**Text to read**
────────

Welcome to our New Forums!

Our forums have been upgraded and expanded!

Welcome to Our New Forums

  • Our forums have been upgraded! You can read about this HERE

Dealing with overwhelming desire

Joined
Jan 17, 2021
Messages
106
So I will keep this as simple as possible.

I haven't posted here in a while since my spiritual journey has led me towards Buddhism and in that sense, complete detachment in anything other than the goal of escaping Samsara.

Looking back at JoS, the desires I had and the mistakes I made like we all do, brings feelings of unimportance in the eyes of Satan, a common theme shared by newer spiritual go'ers I noticed on the forums.

Why doesn't he help me astral project when he knows It's so important to me?

Why haven't I been able to lucid dream like when I was young despite my prayers?

Why am I constantly attacked despite having good faith in the old gods?

Why are my prayers ignored no better than Christ?

The desire is constantly there and can feel unanswered.

These are things I see many newer Satanist experience, I personally have a hard time coming back to the Gods after experiencing detachment but then you see how bad things are in day to day life, it makes me wonder.

Now when I think of my old desires I just feel a fire that I so to speak, let go off.

They no longer control me but I still have that feeling in my heart that I'm still worth it.

Satan has done wonderful things for me, and I'm sure others feel the same, how would one come back to (without sounding christiany) faith?

So to sum this up, I'm having a hard time with the "Gods" atm..

despite knowing the evil of the Jew,

Buddhism and just letting go has been more beneficial mentally and spiritually, than clinging to old gods in hope things will improve..

I would like to have more faith but I just can't see it happening.. I will always be aware of the evil of the jew in the world but to cling to spiritual gain seems more like a dream than desire itself..

Does that make sense? I have respect for the old Gods and such but every day I draw away but a little part of me holds on, knowing we are all worth it.

I'm sure more experienced members have faced things like this but I now have a hard time even working on my Chakras, if I'm meditating it's void and complete with no attachment to an outcome and things like chakra work or aura seem to conflict with me as they are things you cling to.

Hopefully this didn't come out disrespectful as JoS has done so much for me, I would just hate to let go without an answer, cheers!
 
We are supposed to develop our skills and evolve by doing so instead of asking for handouts. Or worse, seeking detachment that would eventually not lead a path to Godhood, but to the opposite direction. Detaching can be a useful skill at command, but it is not healthy to be detached all the time and want that to happen. For a moment, think about where this want to detach comes from. It sounds like you want to avoid the required work needed to evolve to the next level.
 
How much have you meditated to get these natural things? How much have you trained?

There is food in your plate and your are extremely hungry. Then you refuse to eat, because supposedly another being must come and place food in your mouth.

Bring your fire back and get to work. It is worth it to achieve these by yourself so that you "realize your self" as a building block for the higher ideals of SS.
 
Leeges said:
So I will keep this as simple as possible.

I haven't posted here in a while since my spiritual journey has led me towards Buddhism and in that sense, complete detachment in anything other than the goal of escaping Samsara.

Looking back at JoS, the desires I had and the mistakes I made like we all do, brings feelings of unimportance in the eyes of Satan, a common theme shared by newer spiritual go'ers I noticed on the forums.

Why doesn't he help me astral project when he knows It's so important to me?

Why haven't I been able to lucid dream like when I was young despite my prayers?

────────

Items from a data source
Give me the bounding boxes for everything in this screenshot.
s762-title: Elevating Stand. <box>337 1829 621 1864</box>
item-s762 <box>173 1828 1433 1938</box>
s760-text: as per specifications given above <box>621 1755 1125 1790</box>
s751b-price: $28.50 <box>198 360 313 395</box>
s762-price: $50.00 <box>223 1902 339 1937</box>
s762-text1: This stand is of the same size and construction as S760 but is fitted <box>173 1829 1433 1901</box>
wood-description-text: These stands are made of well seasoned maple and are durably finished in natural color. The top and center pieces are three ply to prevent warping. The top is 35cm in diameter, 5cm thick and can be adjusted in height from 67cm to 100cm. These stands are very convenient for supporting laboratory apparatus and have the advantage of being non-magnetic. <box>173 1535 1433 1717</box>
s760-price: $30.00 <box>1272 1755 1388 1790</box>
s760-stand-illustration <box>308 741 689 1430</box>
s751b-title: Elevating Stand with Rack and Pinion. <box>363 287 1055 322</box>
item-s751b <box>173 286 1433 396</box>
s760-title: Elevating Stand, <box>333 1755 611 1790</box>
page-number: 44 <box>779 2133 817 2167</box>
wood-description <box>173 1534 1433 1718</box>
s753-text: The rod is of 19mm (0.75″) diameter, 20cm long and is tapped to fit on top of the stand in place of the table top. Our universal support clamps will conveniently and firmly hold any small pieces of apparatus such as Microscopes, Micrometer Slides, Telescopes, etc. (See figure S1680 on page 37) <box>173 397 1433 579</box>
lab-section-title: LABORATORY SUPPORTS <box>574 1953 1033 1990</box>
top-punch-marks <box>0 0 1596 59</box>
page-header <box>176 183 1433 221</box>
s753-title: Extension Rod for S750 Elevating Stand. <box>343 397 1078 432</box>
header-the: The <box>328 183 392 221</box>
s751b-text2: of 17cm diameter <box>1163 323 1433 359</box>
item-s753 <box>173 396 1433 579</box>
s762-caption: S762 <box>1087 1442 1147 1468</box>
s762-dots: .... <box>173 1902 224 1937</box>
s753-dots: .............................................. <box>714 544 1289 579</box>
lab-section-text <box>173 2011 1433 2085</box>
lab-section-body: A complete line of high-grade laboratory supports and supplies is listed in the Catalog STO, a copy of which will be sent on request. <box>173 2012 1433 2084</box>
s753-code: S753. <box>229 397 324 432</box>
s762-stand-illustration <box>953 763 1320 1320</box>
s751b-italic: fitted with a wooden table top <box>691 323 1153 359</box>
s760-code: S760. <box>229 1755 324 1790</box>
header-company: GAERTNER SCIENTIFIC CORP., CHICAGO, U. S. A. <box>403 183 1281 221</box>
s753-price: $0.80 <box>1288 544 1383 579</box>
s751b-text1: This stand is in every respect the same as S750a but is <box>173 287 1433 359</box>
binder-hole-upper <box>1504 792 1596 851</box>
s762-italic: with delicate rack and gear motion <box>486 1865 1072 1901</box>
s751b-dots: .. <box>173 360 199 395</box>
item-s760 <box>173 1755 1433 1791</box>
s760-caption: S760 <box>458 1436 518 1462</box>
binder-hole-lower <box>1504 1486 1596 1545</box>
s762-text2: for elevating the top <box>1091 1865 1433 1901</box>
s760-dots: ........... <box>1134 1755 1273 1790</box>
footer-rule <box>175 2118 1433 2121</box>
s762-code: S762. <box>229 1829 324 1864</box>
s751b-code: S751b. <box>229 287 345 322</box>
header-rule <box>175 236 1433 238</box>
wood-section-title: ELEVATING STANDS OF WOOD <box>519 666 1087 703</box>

────────

**Required actions**
- 1) Quote the forum thread about dealing with overwhelming desire word for word. Begin at the words "We are supposed" and stop after "the next level.".
- 2) Answer these questions from the forum thread about dealing with overwhelming desire:
(a) On what date did the original poster join?
(b) Toward which religion does the original poster say the spiritual journey has led?
(c) In the reply's comparison, why does the hungry person refuse to eat the food on the plate?
- 3) Continue the forum thread about dealing with overwhelming desire, starting right after its last sentence.

**Exercise results**
- 1)
We are supposed to develop our skills and evolve by doing so instead of asking for handouts. Or worse, seeking detachment that would eventually not lead a path to Godhood, but to the opposite direction. Detaching can be a useful skill at command, but it is not healthy to be detached all the time and want that to happen. For a moment, think about where this want to detach comes from. It sounds like you want to avoid the required work needed to evolve to the next level.

- 2)
(a) Jan 17, 2021.
(b) Buddhism.
(c) Because supposedly another being must come and place the food in the person's mouth.

- 3)
Why am I constantly attacked despite having good faith in the old gods?

Why are my prayers ignored no better than Christ?

The desire is constantly there and can feel unanswered.

These are things I see many newer Satanist experience, I personally have a hard time coming back to the Gods after experiencing detachment but then you see how bad things are in day to day life, it makes me wonder.

Now when I think of my old desires I just feel a fire that I so to speak, let go off.

They no longer control me but I still have that feeling in my heart that I'm still worth it.

Satan has done wonderful things for me, and I'm sure others feel the same, how would one come back to (without sounding christiany) faith?

So to sum this up, I'm having a hard time with the "Gods" atm..

despite knowing the evil of the Jew,

Buddhism and just letting go has been more beneficial mentally and spiritually, than clinging to old gods in hope things will improve..

I would like to have more faith but I just can't see it happening.. I will always be aware of the evil of the jew in the world but to cling to spiritual gain seems more like a dream than desire itself..

Does that make sense? I have respect for the old Gods and such but every day I draw away but a little part of me holds on, knowing we are all worth it.

I'm sure more experienced members have faced things like this but I now have a hard time even working on my Chakras, if I'm meditating it's void and complete with no attachment to an outcome and things like chakra work or aura seem to conflict with me as they are things you cling to.

Hopefully this didn't come out disrespectful as JoS has done so much for me, I would just hate to let go without an answer, cheers!


I’m glad that you decided to post this because the closest I’ve ever felt to the Gods was not when I was worshiping them but when I went looking for answers and received guidance. Wanting to know just who the Gods are is where one has to start, devotion is a consequence of having a relationship with them.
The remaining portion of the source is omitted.